* Aim of the task *
Using the listing below, report all lines holding the word "suffix".

Part of a data file
◆ ◆ ◆ ◆
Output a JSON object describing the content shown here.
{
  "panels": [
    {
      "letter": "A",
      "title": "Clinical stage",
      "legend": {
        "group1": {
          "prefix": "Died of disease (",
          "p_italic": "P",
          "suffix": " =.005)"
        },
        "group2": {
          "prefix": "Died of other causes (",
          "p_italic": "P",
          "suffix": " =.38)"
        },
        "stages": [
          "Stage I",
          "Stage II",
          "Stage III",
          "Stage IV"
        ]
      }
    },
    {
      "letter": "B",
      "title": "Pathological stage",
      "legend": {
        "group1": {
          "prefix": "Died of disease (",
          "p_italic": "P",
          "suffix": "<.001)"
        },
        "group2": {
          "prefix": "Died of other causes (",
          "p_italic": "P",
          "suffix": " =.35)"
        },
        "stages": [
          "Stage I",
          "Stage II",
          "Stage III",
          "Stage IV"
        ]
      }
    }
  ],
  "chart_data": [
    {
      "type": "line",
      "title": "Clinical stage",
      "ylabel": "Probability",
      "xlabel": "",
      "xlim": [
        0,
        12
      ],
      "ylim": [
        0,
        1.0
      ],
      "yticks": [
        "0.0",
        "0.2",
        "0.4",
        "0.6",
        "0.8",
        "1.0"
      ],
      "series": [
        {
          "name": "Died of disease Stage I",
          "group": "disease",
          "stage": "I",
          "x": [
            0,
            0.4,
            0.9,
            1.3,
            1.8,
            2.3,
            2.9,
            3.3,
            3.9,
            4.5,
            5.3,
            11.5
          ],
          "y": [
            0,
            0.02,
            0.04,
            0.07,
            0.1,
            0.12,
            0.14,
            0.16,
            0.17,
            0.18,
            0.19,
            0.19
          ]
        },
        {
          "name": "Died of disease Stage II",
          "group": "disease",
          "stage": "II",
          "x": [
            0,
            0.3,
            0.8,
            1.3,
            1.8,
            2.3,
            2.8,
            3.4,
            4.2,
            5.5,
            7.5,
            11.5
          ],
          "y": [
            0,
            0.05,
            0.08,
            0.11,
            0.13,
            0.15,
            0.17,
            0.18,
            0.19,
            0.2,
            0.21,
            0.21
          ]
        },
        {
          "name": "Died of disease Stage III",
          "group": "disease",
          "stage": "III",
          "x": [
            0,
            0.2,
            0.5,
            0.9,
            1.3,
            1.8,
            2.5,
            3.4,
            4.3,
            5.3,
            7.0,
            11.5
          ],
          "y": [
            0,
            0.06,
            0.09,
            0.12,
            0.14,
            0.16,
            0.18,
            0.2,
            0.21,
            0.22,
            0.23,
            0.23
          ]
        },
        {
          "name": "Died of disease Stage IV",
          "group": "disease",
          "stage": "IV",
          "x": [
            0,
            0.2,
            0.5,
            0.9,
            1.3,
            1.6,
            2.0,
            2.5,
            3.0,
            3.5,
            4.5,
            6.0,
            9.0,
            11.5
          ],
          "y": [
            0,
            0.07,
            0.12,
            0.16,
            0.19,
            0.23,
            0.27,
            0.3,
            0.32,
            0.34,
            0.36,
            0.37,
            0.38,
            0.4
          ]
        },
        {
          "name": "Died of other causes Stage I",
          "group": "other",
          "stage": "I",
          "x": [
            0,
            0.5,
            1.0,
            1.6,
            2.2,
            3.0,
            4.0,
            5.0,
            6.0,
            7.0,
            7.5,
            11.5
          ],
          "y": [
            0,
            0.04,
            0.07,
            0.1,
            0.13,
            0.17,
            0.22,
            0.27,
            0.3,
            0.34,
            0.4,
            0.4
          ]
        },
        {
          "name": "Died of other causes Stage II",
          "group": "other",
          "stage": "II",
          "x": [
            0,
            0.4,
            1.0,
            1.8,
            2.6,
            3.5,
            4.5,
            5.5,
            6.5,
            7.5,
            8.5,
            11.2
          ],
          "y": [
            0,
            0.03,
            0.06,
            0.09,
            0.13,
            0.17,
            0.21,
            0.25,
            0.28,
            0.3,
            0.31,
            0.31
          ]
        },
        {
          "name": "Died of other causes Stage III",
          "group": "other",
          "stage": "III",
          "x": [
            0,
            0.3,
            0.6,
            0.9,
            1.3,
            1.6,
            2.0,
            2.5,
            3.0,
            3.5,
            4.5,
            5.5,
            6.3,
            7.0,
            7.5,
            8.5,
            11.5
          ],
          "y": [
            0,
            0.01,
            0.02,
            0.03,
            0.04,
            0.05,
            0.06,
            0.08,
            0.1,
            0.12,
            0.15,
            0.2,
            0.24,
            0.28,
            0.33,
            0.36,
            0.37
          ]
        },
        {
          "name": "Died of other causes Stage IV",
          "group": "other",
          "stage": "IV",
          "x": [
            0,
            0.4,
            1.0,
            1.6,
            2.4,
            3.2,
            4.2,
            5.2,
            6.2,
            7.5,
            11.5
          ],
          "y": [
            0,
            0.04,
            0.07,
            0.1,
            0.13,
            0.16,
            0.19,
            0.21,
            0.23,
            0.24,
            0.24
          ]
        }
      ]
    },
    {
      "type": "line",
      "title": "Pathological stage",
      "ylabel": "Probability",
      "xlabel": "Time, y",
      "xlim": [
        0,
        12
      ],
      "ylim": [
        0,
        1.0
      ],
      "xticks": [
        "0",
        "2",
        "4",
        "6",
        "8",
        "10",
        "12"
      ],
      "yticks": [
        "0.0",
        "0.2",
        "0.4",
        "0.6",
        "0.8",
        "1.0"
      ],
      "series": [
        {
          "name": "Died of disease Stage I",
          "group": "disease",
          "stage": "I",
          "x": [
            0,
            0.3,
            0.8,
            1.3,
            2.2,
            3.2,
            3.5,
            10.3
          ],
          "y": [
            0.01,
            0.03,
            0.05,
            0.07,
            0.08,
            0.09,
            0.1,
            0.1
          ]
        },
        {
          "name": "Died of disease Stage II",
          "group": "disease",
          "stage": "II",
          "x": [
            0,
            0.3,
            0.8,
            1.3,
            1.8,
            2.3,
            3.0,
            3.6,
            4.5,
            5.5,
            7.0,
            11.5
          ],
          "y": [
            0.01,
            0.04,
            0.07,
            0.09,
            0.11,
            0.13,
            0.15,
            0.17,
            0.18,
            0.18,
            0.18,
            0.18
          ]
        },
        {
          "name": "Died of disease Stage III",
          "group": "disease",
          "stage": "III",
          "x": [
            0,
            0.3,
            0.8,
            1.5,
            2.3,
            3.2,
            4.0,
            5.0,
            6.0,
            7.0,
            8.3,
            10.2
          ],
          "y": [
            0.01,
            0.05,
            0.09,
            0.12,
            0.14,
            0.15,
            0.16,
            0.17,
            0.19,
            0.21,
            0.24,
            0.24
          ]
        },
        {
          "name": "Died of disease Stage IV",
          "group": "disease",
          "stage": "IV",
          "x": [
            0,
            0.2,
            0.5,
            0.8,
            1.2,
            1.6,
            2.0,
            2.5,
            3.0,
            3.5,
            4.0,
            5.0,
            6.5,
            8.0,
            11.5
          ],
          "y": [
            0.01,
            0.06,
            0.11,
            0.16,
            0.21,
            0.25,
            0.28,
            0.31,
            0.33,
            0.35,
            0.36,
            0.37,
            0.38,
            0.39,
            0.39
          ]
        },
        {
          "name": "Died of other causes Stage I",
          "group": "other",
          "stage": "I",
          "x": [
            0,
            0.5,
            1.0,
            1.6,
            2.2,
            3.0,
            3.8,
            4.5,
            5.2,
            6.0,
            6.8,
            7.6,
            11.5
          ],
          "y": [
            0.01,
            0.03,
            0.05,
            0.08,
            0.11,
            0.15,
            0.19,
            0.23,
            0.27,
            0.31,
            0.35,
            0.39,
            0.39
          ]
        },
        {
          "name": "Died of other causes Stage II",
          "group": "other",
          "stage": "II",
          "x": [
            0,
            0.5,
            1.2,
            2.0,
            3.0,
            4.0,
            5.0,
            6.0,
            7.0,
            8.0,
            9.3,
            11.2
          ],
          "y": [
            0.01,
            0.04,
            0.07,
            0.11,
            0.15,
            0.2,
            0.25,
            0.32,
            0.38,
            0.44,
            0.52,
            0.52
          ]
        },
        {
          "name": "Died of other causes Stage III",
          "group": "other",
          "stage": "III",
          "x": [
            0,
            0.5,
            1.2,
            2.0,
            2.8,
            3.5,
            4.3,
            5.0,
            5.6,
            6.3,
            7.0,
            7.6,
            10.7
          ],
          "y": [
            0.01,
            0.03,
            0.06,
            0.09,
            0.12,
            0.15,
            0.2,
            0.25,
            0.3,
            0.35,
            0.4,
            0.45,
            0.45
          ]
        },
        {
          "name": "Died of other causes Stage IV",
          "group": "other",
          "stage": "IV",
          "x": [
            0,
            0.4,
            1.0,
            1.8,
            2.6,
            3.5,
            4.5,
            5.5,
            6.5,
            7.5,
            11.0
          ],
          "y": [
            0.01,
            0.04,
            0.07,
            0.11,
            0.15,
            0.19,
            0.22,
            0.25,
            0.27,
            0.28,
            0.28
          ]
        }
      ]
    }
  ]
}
◆ ◆ ◆ ◆
* The result *
          "suffix": " =.005)"
          "suffix": " =.38)"
          "suffix": "<.001)"
          "suffix": " =.35)"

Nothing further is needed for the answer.